▶ _STATED TASK_: Pick out the lines containing "this".

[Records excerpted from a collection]
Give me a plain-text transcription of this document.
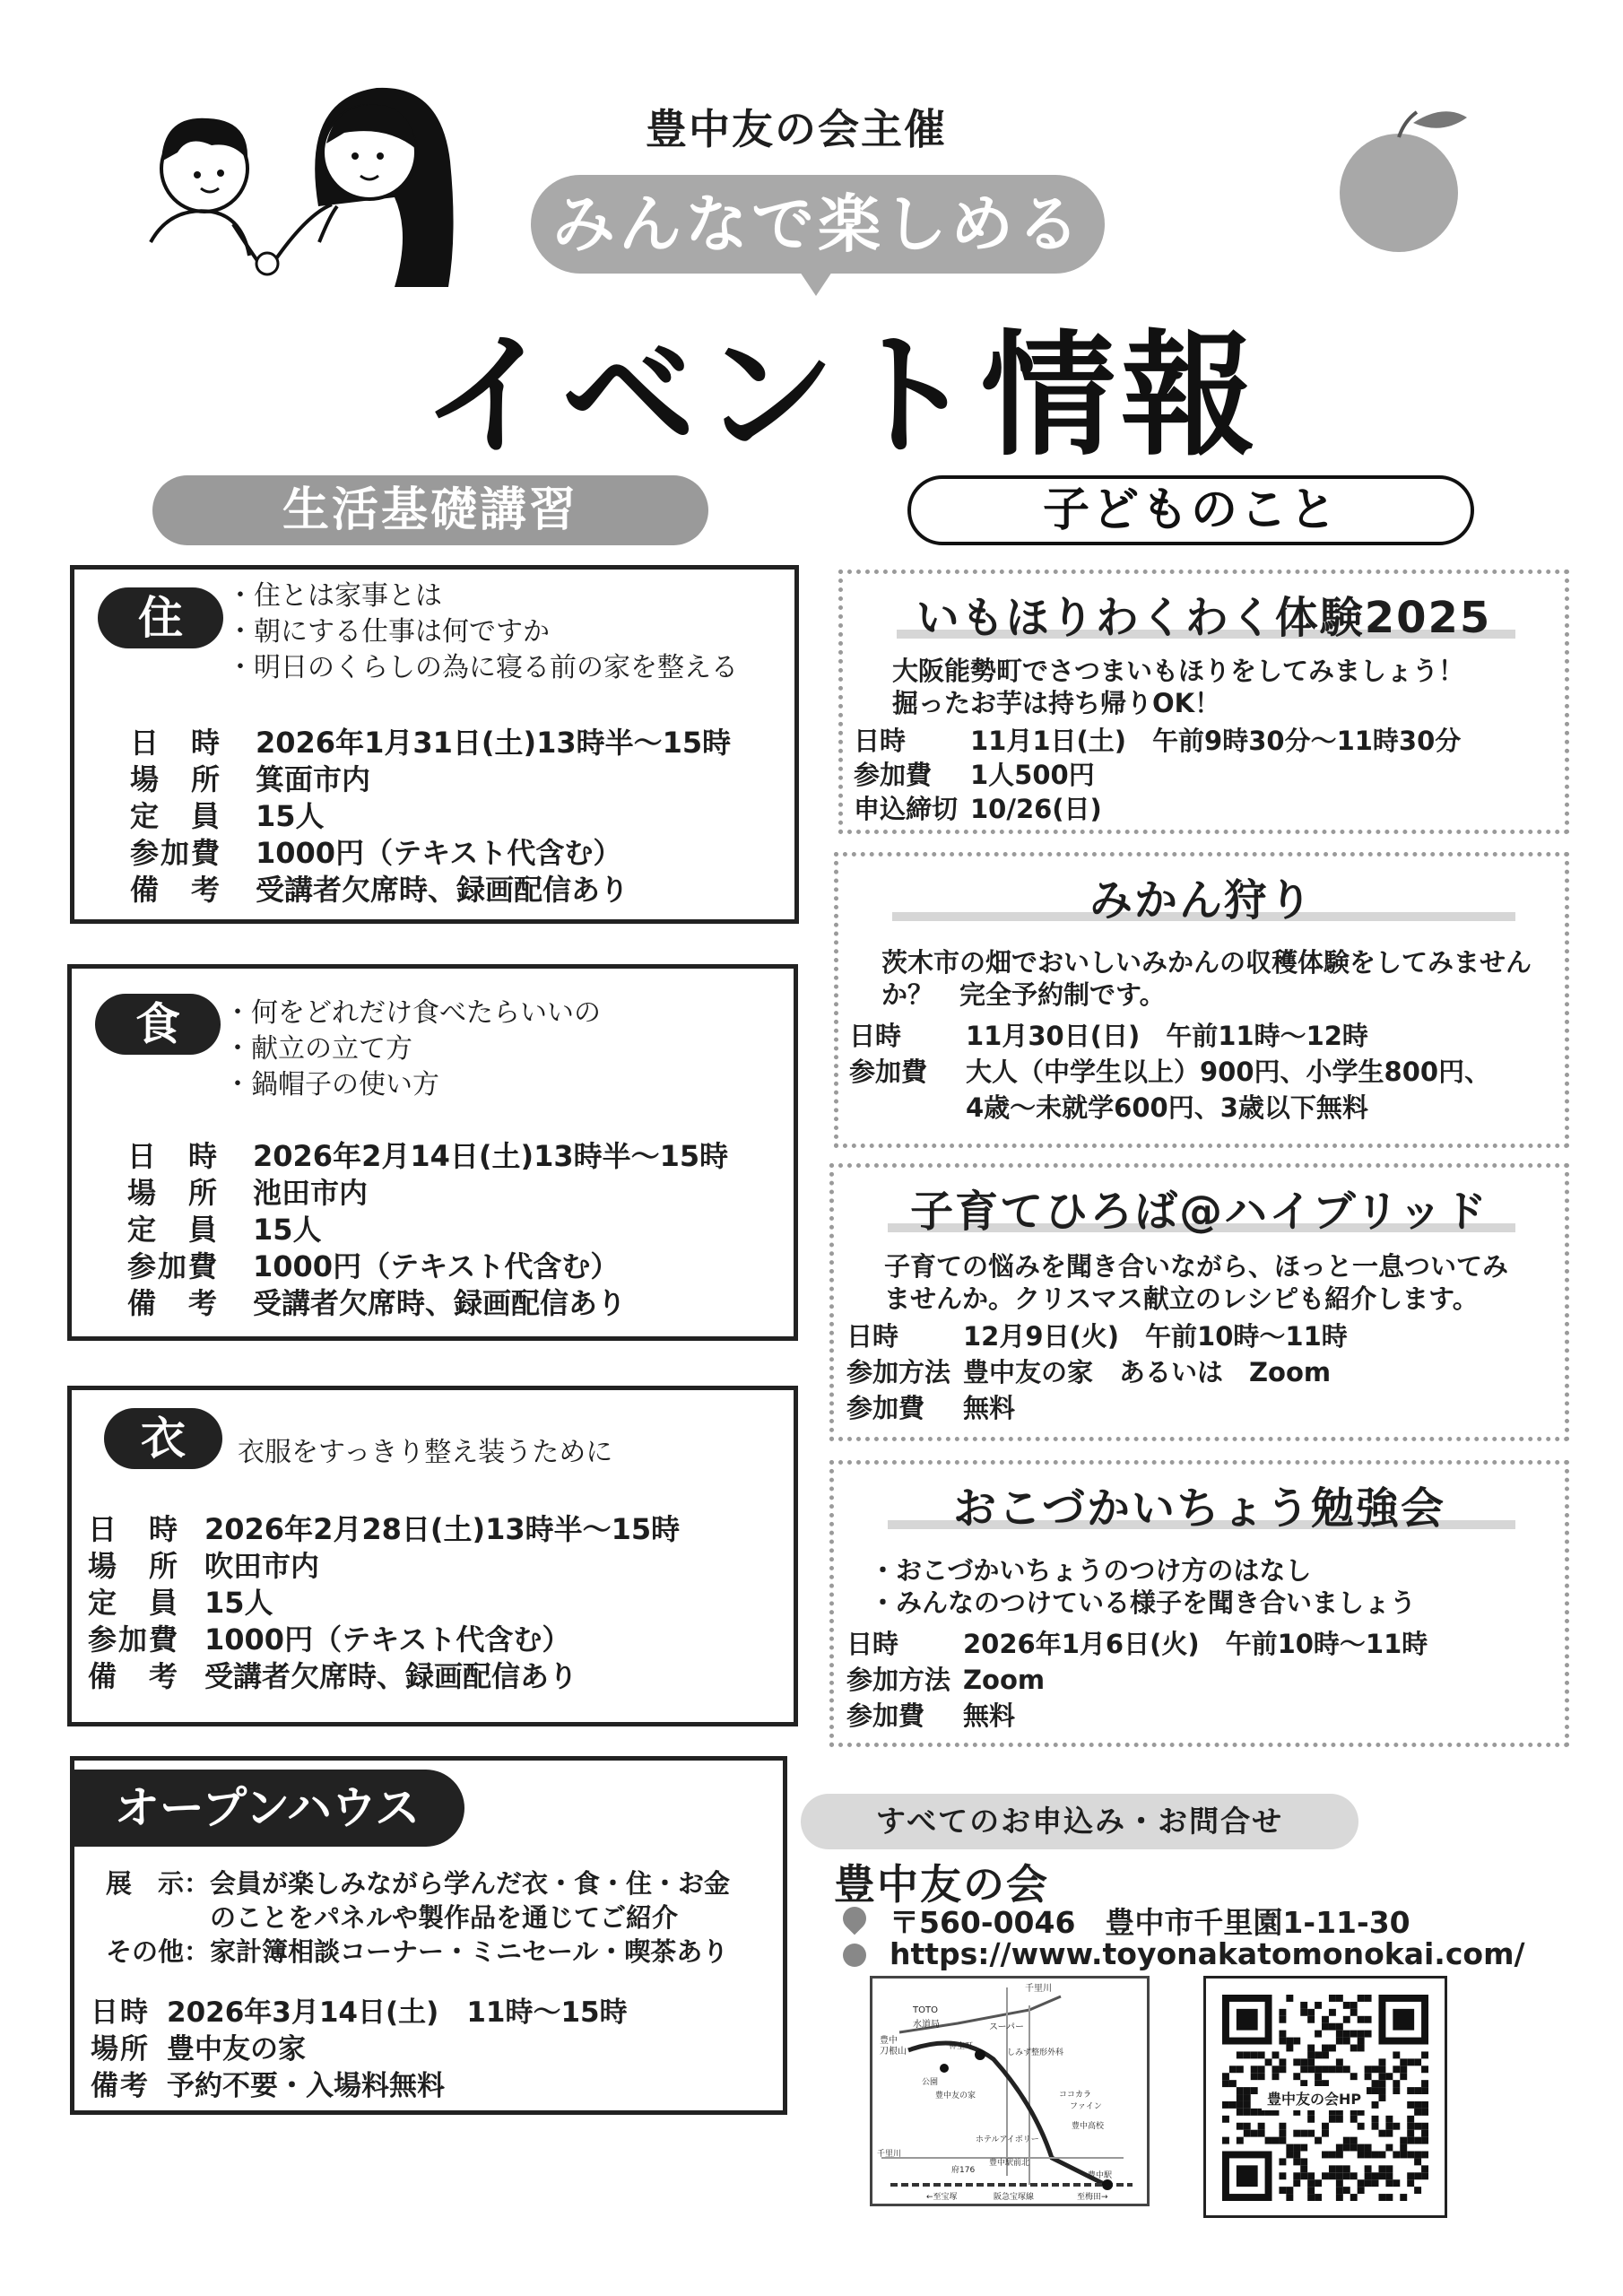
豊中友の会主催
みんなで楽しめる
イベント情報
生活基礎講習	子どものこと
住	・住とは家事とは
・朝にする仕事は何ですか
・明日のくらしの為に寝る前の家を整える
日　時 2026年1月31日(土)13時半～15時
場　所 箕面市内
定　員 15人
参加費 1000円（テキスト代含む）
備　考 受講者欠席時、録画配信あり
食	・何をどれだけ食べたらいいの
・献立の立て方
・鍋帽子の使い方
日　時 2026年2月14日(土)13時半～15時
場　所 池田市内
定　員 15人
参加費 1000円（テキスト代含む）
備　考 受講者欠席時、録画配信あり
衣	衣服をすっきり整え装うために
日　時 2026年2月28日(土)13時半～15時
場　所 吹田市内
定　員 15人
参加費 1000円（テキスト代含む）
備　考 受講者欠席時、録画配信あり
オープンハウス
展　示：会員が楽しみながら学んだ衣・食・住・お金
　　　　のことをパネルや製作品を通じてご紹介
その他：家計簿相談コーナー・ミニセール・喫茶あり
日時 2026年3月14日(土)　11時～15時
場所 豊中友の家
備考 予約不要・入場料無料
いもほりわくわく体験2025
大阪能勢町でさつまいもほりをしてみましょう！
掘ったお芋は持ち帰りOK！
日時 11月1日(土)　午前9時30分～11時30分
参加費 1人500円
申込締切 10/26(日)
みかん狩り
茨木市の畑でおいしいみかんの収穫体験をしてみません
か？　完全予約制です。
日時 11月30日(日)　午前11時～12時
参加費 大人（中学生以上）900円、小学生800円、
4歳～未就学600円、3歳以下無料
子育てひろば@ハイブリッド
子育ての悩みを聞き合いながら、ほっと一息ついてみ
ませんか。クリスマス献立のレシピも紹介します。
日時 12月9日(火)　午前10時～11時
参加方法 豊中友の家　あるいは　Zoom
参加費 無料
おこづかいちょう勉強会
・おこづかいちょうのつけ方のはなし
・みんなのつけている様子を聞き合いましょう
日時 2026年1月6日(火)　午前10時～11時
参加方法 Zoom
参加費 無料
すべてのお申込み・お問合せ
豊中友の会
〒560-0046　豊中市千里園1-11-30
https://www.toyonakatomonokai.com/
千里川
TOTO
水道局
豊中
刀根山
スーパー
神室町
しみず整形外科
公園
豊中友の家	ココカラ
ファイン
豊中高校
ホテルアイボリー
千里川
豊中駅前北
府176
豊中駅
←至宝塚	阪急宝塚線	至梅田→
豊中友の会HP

...

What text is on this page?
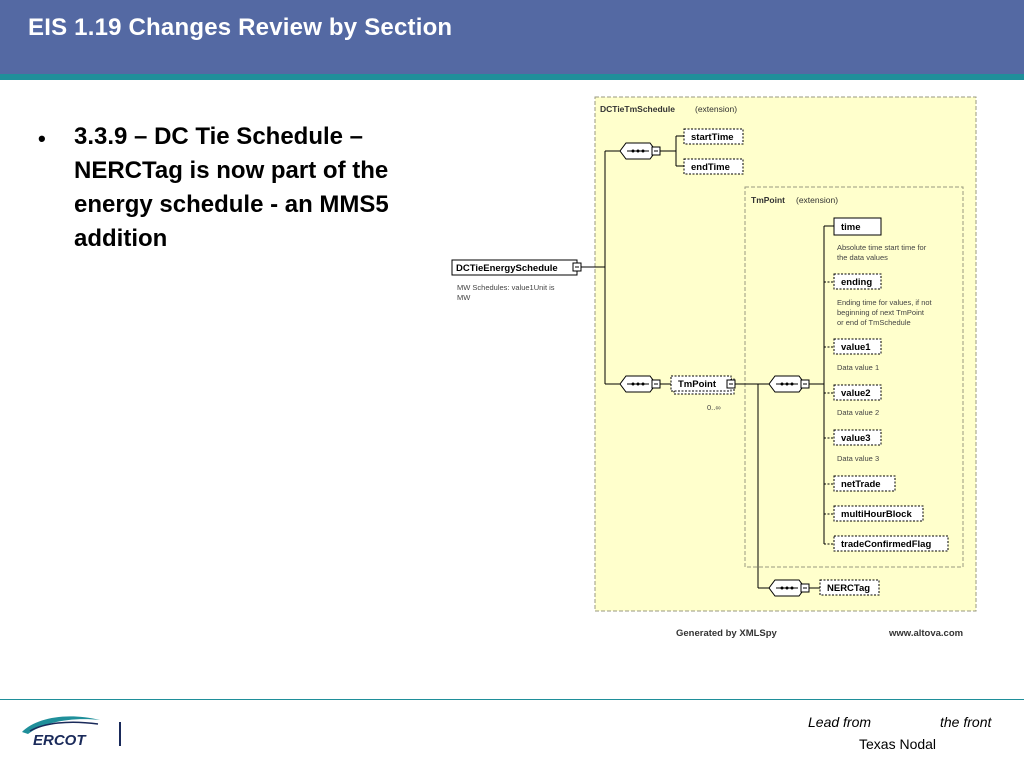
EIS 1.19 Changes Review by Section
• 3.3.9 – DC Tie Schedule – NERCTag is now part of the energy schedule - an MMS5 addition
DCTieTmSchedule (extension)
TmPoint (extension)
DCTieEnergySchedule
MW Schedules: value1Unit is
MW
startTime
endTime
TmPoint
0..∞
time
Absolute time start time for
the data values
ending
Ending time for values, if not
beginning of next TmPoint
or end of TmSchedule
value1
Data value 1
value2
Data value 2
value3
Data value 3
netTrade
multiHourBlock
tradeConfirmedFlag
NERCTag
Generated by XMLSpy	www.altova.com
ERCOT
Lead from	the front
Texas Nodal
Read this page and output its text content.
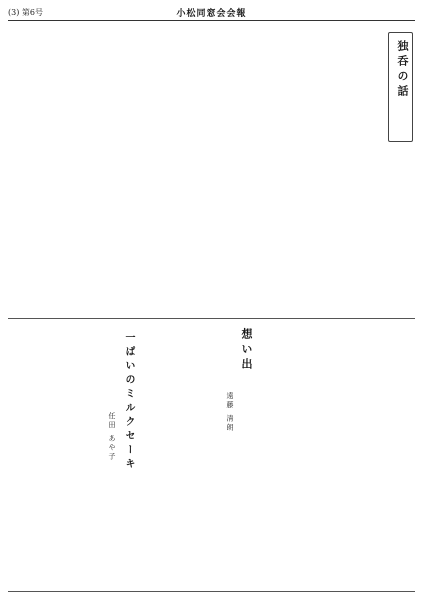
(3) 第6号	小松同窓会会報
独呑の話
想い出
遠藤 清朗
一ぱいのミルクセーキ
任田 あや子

* * *

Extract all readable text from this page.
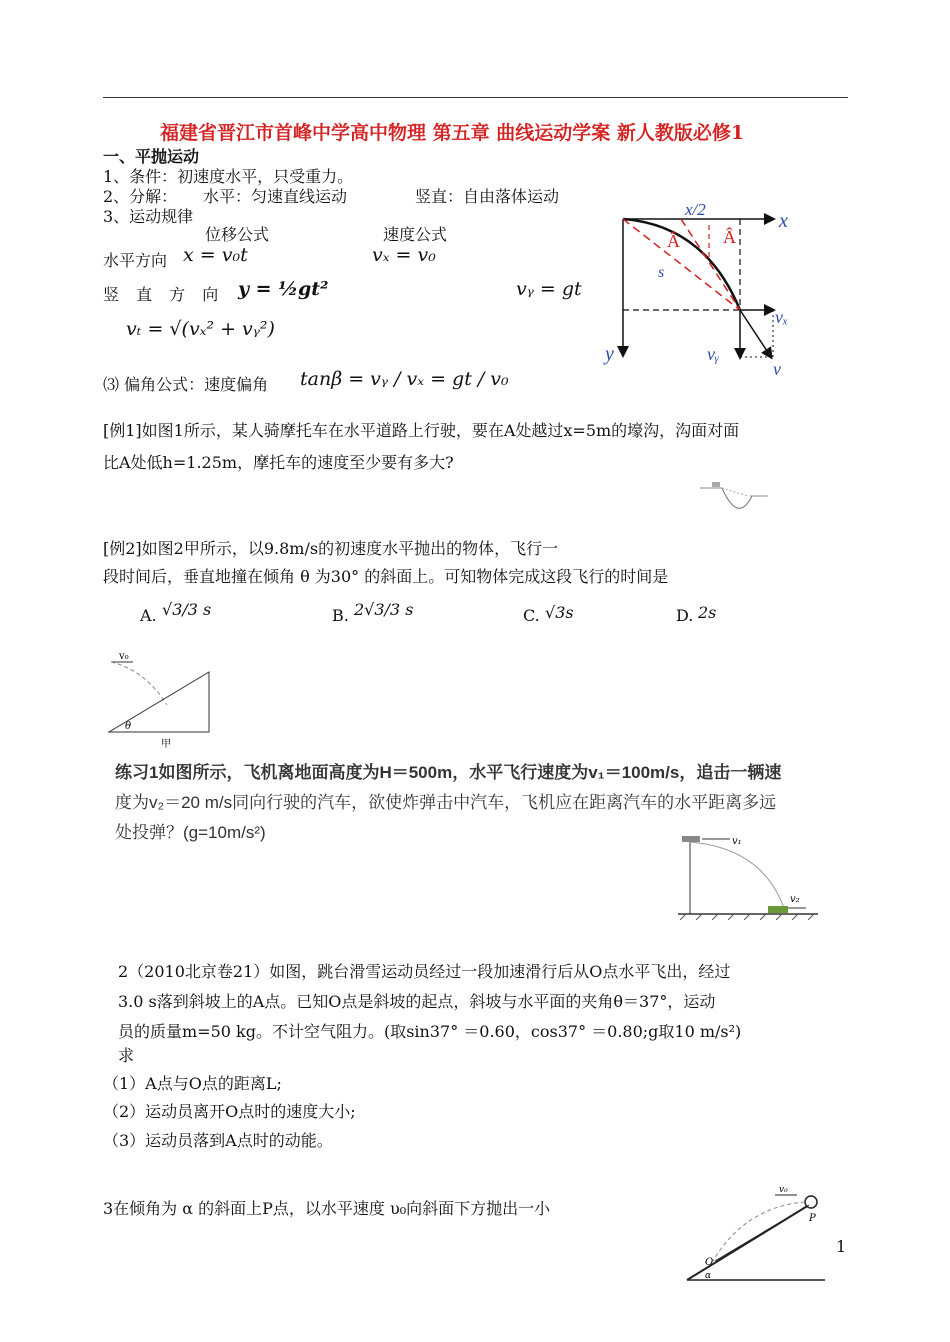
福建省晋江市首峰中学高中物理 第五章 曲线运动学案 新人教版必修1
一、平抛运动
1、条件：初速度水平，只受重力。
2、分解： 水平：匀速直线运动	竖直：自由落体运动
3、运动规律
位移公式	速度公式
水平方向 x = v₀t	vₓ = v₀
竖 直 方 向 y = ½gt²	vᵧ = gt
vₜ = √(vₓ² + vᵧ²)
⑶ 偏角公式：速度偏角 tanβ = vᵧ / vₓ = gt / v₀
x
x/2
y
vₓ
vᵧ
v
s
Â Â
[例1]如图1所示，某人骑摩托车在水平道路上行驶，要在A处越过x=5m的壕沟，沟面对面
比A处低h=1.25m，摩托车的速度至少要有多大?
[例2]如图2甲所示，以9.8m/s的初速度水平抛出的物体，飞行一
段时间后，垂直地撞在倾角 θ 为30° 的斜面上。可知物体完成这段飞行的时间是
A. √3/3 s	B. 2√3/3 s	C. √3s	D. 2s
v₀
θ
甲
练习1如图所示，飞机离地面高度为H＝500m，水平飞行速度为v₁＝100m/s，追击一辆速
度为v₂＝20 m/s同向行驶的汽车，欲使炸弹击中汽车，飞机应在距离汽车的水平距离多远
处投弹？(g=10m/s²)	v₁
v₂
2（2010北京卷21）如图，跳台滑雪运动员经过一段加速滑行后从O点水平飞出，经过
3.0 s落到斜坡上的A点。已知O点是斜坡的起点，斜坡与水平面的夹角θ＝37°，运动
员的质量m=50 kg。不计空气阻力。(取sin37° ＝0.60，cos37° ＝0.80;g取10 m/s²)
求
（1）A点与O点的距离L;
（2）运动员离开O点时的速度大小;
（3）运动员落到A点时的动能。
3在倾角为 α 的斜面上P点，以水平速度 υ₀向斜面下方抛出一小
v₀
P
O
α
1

▶ _RESPONSE TO THE TASK_:
Give me a plain-text transcription of this document.
What text is on this page?
Read this page and output its text content.
Extract all readable text from this page.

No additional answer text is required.